• [Input data]
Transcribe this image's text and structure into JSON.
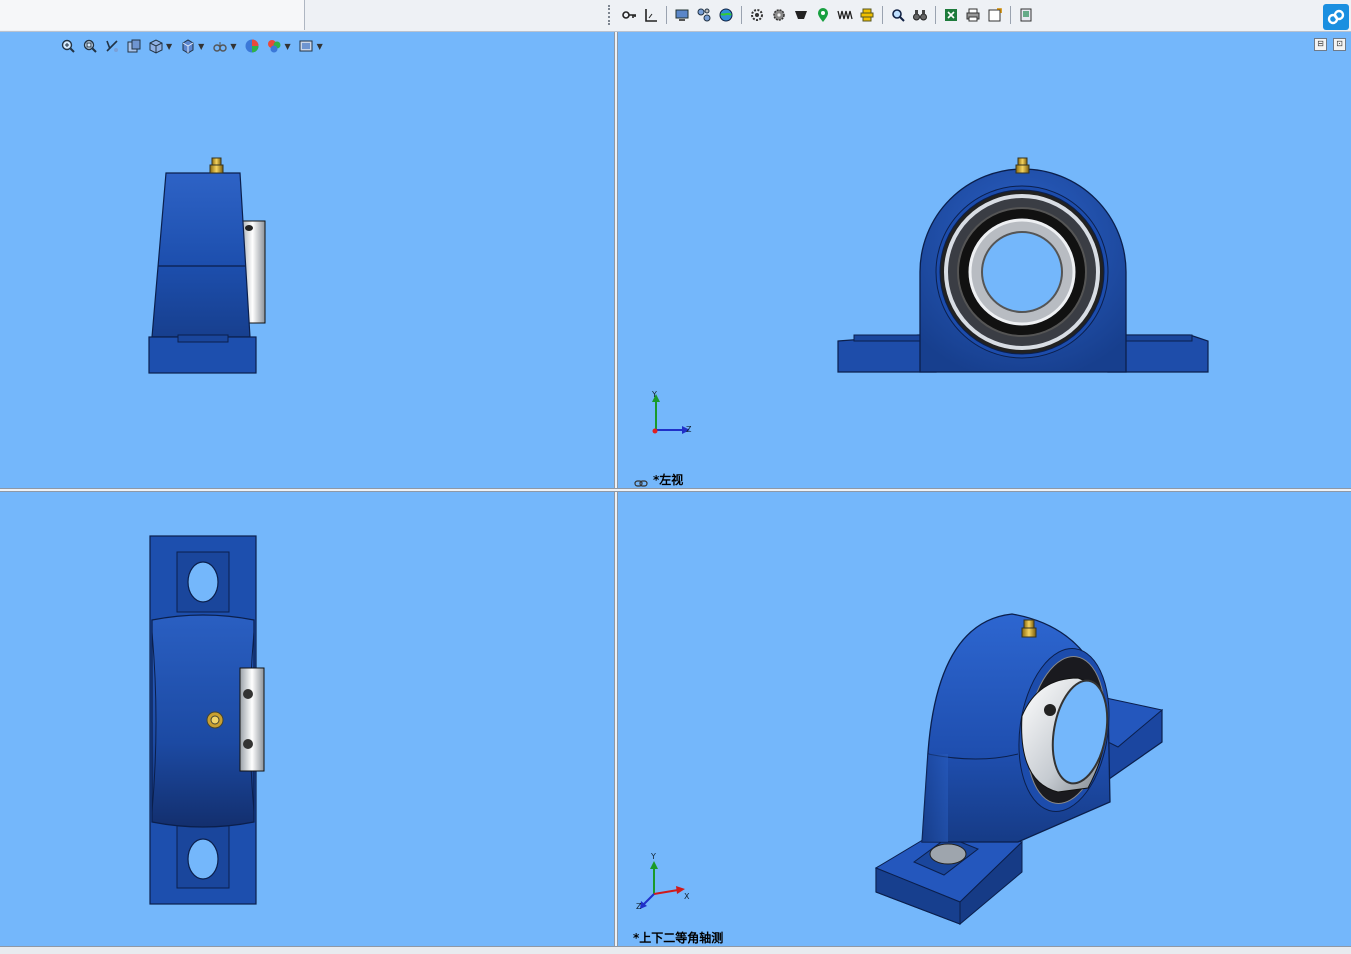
{
  "toolbar": {
    "icons": [
      "key-icon",
      "measure-icon",
      "display-icon",
      "assembly-icon",
      "globe-icon",
      "settings-icon",
      "gear-icon",
      "hopper-icon",
      "map-pin-icon",
      "spring-icon",
      "bolt-icon",
      "zoom-search-icon",
      "binoculars-icon",
      "excel-icon",
      "print-icon",
      "export-icon",
      "help-book-icon"
    ]
  },
  "hud": {
    "icons": [
      "zoom-to-fit-icon",
      "zoom-area-icon",
      "previous-view-icon",
      "section-view-icon",
      "view-orientation-icon",
      "display-style-icon",
      "hide-show-icon",
      "appearance-icon",
      "scene-icon",
      "view-settings-icon"
    ]
  },
  "viewports": {
    "top_right": {
      "label": "*左视",
      "axis": {
        "y": "Y",
        "z": "Z"
      }
    },
    "bottom_right": {
      "label": "*上下二等角轴测",
      "axis": {
        "y": "Y",
        "x": "X",
        "z": "Z"
      }
    }
  },
  "colors": {
    "viewport_bg": "#74b7fb",
    "housing_blue": "#1f4fb0",
    "brand_blue": "#1a8fe0"
  }
}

• [Given instruction]
In how many lines does the word "zoom" appear? Respond with the number alone.

• [The answer]
3